根据给定文本,小说《神秘的河流》在2006年获得了什么奖项?

■ **给定文本**:
'''

殖民题材得到澳大利亚小说家的青睐与澳大利亚的历史文化密切相关。1788年,英国一支船队历经八个月的航行终于在澳洲登陆,澳洲的历史进程从此被改变。1968年,人类学家斯坦纳在演讲中用“澳洲历史上流血的神秘河流”来描述英国殖民者对澳大利亚土著人残忍的种族灭绝的屠杀行为以及随后对此种可耻行为的历史性掩盖。〔1〕2005年,澳大利亚当代女作家凯特·格伦维尔的聚焦澳洲殖民历史的小说《神秘的河流》,一经发表即获得高度关注,斩获2006年英联邦作家奖。该小说站在回顾殖民历史的高度,讲述了早期英国移民与澳洲土著居民之间尖锐的矛盾冲突,极具历史沉重感与深邃的思想内涵。格伦维尔通过对主人公——殖民者索尼尔个人命运的刻画来审视澳洲土著的苦难经历及澳洲殖民历史。在帝国霸权面前,被视为劣等民族的土著居民,不仅失去祖祖辈辈对土地的拥有权,连话语权也被剥夺。依据斯皮瓦克、萨义德、霍米·巴巴等人的后殖民批评理论,文章从帝国镜像的建构、帝国叙事的物质实践、帝国飞散者家园意识等方面出发,对小说的殖民书写进行解读。土著居民的悲惨遭遇暴露了帝国霸权和殖民主义暴力的特性,殖民地成为帝国权力掌控的空间,所彰显的是与帝国、种族相关的霸权性权力,但是主人公索尼尔却整日陷入“无家可归”的焦虑和恐慌之中,主人公索尼尔边缘人的形象设计,解构了帝国中心的权力,批判了帝国的霸权意识与殖民主义叙事。

'''

■ **原始数据**:
'''

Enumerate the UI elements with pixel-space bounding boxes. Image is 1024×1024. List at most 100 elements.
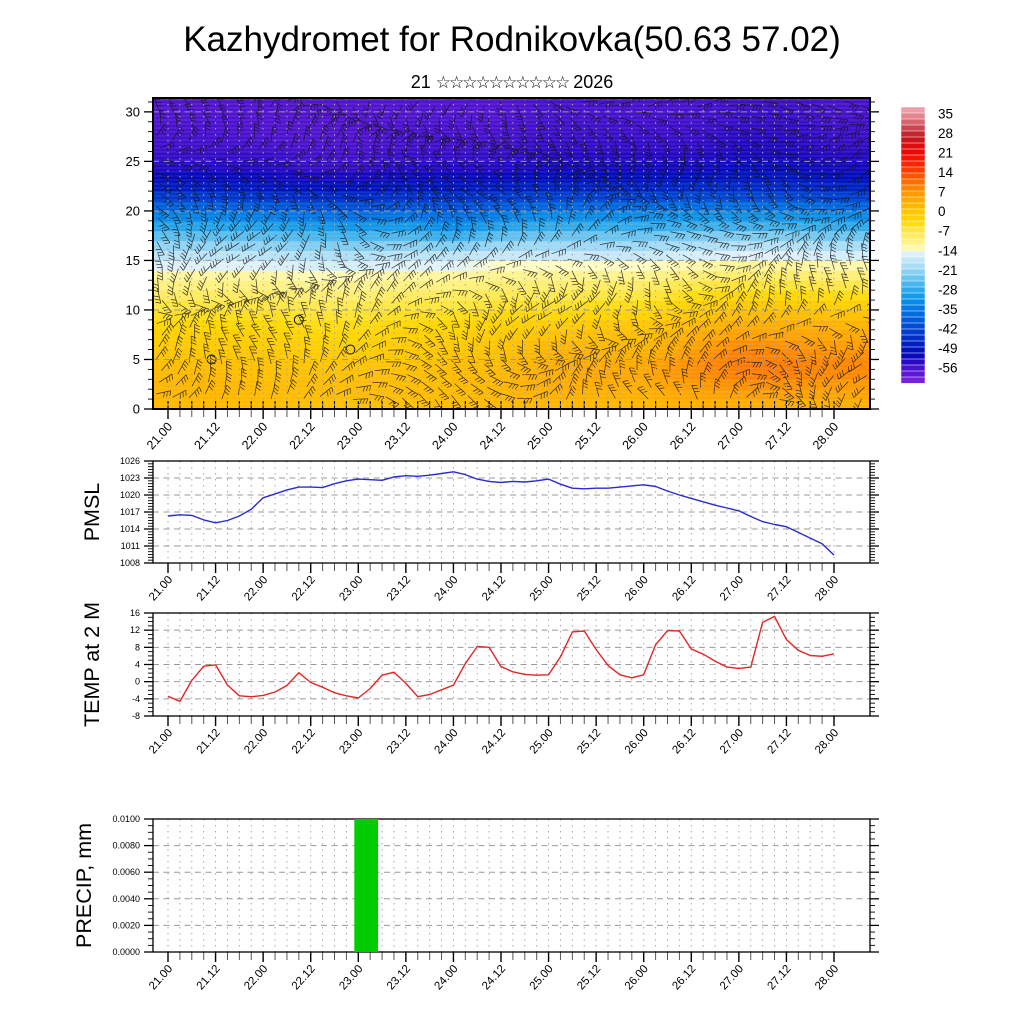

'''

■ **练习答案**: 英联邦作家奖。